» What you need to do
From the entries that follow, extract each line holding the string "Year".

» Listed records
_ _ _ _
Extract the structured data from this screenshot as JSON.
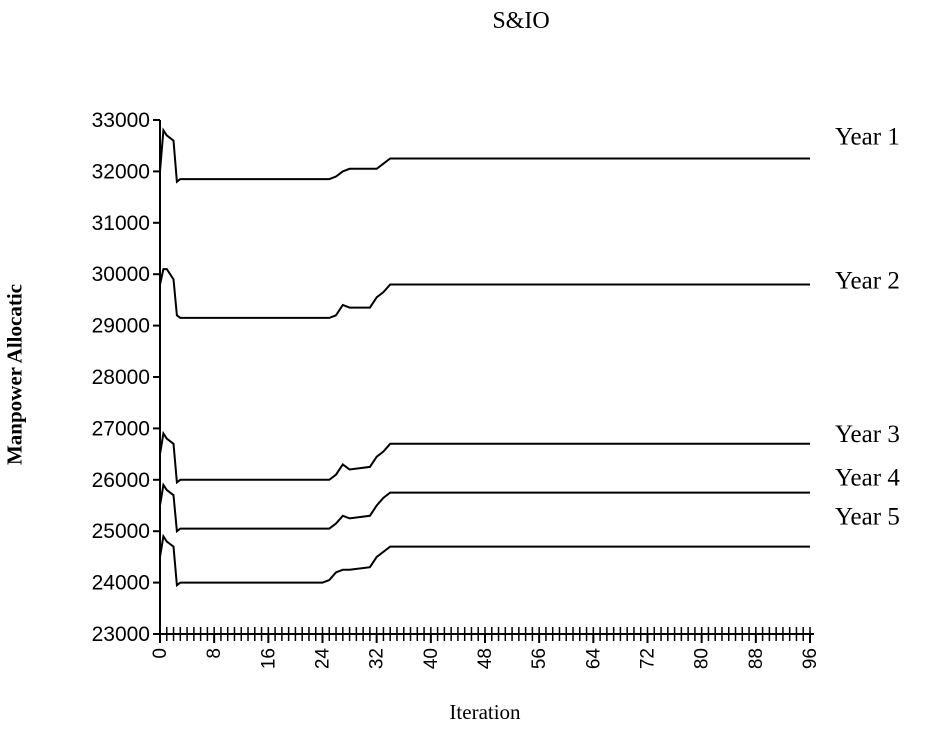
{
  "chart_data": {
    "type": "line",
    "title": "S&IO",
    "xlabel": "Iteration",
    "ylabel": "Manpower Allocatic",
    "xlim": [
      0,
      96
    ],
    "ylim": [
      23000,
      33000
    ],
    "x_ticks": [
      "0",
      "8",
      "16",
      "24",
      "32",
      "40",
      "48",
      "56",
      "64",
      "72",
      "80",
      "88",
      "96"
    ],
    "y_ticks": [
      "23000",
      "24000",
      "25000",
      "26000",
      "27000",
      "28000",
      "29000",
      "30000",
      "31000",
      "32000",
      "33000"
    ],
    "grid": false,
    "series": [
      {
        "name": "Year 1",
        "color": "#000000",
        "points": [
          [
            0,
            32000
          ],
          [
            0.5,
            32800
          ],
          [
            1,
            32700
          ],
          [
            2,
            32600
          ],
          [
            2.5,
            31800
          ],
          [
            3,
            31850
          ],
          [
            25,
            31850
          ],
          [
            26,
            31900
          ],
          [
            27,
            32000
          ],
          [
            28,
            32050
          ],
          [
            32,
            32050
          ],
          [
            33,
            32150
          ],
          [
            34,
            32250
          ],
          [
            96,
            32250
          ]
        ]
      },
      {
        "name": "Year 2",
        "color": "#000000",
        "points": [
          [
            0,
            29800
          ],
          [
            0.5,
            30100
          ],
          [
            1,
            30100
          ],
          [
            2,
            29900
          ],
          [
            2.5,
            29200
          ],
          [
            3,
            29150
          ],
          [
            25,
            29150
          ],
          [
            26,
            29200
          ],
          [
            27,
            29400
          ],
          [
            28,
            29350
          ],
          [
            31,
            29350
          ],
          [
            32,
            29550
          ],
          [
            33,
            29650
          ],
          [
            34,
            29800
          ],
          [
            96,
            29800
          ]
        ]
      },
      {
        "name": "Year 3",
        "color": "#000000",
        "points": [
          [
            0,
            26500
          ],
          [
            0.5,
            26900
          ],
          [
            1,
            26800
          ],
          [
            2,
            26700
          ],
          [
            2.5,
            25950
          ],
          [
            3,
            26000
          ],
          [
            25,
            26000
          ],
          [
            26,
            26100
          ],
          [
            27,
            26300
          ],
          [
            28,
            26200
          ],
          [
            31,
            26250
          ],
          [
            32,
            26450
          ],
          [
            33,
            26550
          ],
          [
            34,
            26700
          ],
          [
            96,
            26700
          ]
        ]
      },
      {
        "name": "Year 4",
        "color": "#000000",
        "points": [
          [
            0,
            25500
          ],
          [
            0.5,
            25900
          ],
          [
            1,
            25800
          ],
          [
            2,
            25700
          ],
          [
            2.5,
            25000
          ],
          [
            3,
            25050
          ],
          [
            25,
            25050
          ],
          [
            26,
            25150
          ],
          [
            27,
            25300
          ],
          [
            28,
            25250
          ],
          [
            31,
            25300
          ],
          [
            32,
            25500
          ],
          [
            33,
            25650
          ],
          [
            34,
            25750
          ],
          [
            96,
            25750
          ]
        ]
      },
      {
        "name": "Year 5",
        "color": "#000000",
        "points": [
          [
            0,
            24500
          ],
          [
            0.5,
            24900
          ],
          [
            1,
            24800
          ],
          [
            2,
            24700
          ],
          [
            2.5,
            23950
          ],
          [
            3,
            24000
          ],
          [
            24,
            24000
          ],
          [
            25,
            24050
          ],
          [
            26,
            24200
          ],
          [
            27,
            24250
          ],
          [
            28,
            24250
          ],
          [
            31,
            24300
          ],
          [
            32,
            24500
          ],
          [
            33,
            24600
          ],
          [
            34,
            24700
          ],
          [
            96,
            24700
          ]
        ]
      }
    ]
  }
}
_ _ _ _
» Response below
        "name": "Year 1",
        "name": "Year 2",
        "name": "Year 3",
        "name": "Year 4",
        "name": "Year 5",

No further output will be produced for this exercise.